Each line containing the word "amount" should be found and copied.

%%

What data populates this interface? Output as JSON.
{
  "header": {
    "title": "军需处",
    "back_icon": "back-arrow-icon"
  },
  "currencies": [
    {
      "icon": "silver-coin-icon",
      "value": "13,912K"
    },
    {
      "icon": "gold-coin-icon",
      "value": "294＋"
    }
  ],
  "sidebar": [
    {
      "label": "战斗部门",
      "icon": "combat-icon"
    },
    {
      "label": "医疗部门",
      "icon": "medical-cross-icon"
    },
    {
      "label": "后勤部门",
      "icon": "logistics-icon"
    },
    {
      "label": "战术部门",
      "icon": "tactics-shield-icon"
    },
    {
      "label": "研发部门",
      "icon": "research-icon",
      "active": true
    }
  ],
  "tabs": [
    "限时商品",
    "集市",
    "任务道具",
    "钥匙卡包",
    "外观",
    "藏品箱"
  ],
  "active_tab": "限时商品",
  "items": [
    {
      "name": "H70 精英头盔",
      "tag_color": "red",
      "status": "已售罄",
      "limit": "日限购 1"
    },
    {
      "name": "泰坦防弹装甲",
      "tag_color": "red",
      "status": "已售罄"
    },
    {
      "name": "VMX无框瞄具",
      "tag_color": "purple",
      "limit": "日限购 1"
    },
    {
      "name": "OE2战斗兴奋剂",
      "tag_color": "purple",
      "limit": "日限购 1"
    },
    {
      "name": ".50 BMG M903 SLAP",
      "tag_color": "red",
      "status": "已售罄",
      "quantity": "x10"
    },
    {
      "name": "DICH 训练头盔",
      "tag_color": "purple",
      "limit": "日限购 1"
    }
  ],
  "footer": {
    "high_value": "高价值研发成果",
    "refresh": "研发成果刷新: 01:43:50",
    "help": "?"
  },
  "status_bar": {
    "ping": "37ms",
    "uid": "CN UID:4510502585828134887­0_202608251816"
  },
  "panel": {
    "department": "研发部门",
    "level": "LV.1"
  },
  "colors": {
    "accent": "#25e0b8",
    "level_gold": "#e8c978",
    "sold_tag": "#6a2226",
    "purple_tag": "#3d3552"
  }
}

%%
%%

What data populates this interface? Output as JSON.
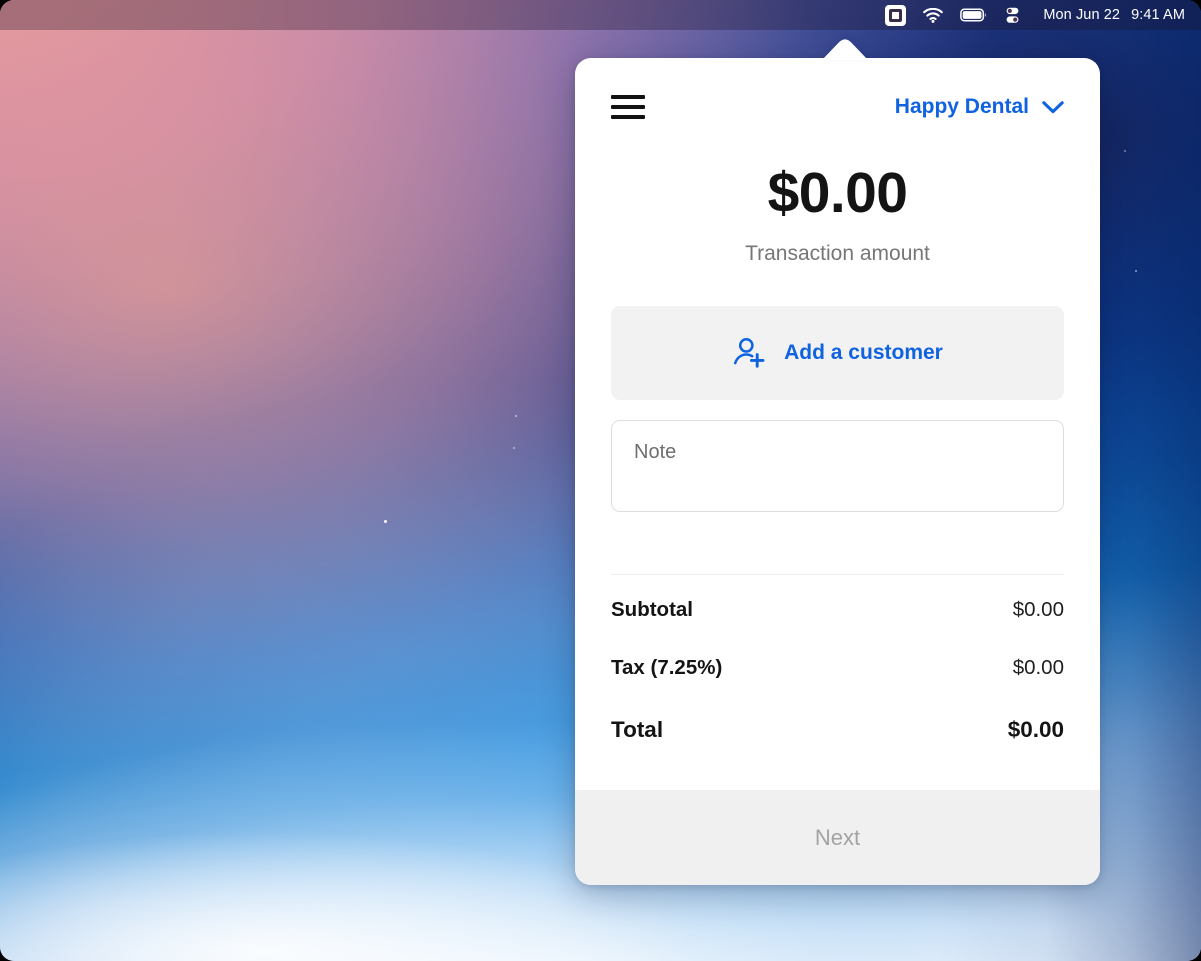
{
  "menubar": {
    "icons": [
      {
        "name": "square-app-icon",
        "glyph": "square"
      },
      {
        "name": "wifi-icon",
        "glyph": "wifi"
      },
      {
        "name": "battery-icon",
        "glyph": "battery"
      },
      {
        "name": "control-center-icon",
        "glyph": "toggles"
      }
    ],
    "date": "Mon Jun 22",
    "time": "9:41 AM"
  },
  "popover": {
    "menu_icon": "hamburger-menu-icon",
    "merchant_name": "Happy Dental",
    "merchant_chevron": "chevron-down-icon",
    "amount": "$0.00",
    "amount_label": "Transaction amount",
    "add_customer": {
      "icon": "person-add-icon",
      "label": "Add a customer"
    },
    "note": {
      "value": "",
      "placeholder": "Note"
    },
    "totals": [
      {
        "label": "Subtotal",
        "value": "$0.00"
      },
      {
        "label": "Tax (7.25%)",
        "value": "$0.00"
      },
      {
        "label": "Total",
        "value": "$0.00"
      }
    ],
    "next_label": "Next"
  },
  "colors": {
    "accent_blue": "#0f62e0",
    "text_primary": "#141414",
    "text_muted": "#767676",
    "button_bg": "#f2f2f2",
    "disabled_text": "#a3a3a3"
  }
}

%%
%%

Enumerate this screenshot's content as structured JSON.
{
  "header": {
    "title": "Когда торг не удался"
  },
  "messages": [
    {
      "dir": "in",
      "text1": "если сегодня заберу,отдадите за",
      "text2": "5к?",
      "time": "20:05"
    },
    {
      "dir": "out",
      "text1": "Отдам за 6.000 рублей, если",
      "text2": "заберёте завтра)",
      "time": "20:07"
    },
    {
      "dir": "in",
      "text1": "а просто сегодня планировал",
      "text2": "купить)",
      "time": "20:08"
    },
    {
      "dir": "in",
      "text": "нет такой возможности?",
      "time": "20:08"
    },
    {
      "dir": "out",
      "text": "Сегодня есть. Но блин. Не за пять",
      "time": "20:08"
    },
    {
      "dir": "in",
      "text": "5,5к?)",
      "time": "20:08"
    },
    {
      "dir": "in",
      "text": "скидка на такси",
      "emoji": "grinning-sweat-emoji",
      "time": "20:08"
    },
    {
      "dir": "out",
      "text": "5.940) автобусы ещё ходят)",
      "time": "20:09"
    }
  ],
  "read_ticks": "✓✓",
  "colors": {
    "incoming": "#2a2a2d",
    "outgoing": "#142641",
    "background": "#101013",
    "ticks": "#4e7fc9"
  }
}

%%

CORRECT RESULT:
    "amount": "$0.00",
    "amount_label": "Transaction amount",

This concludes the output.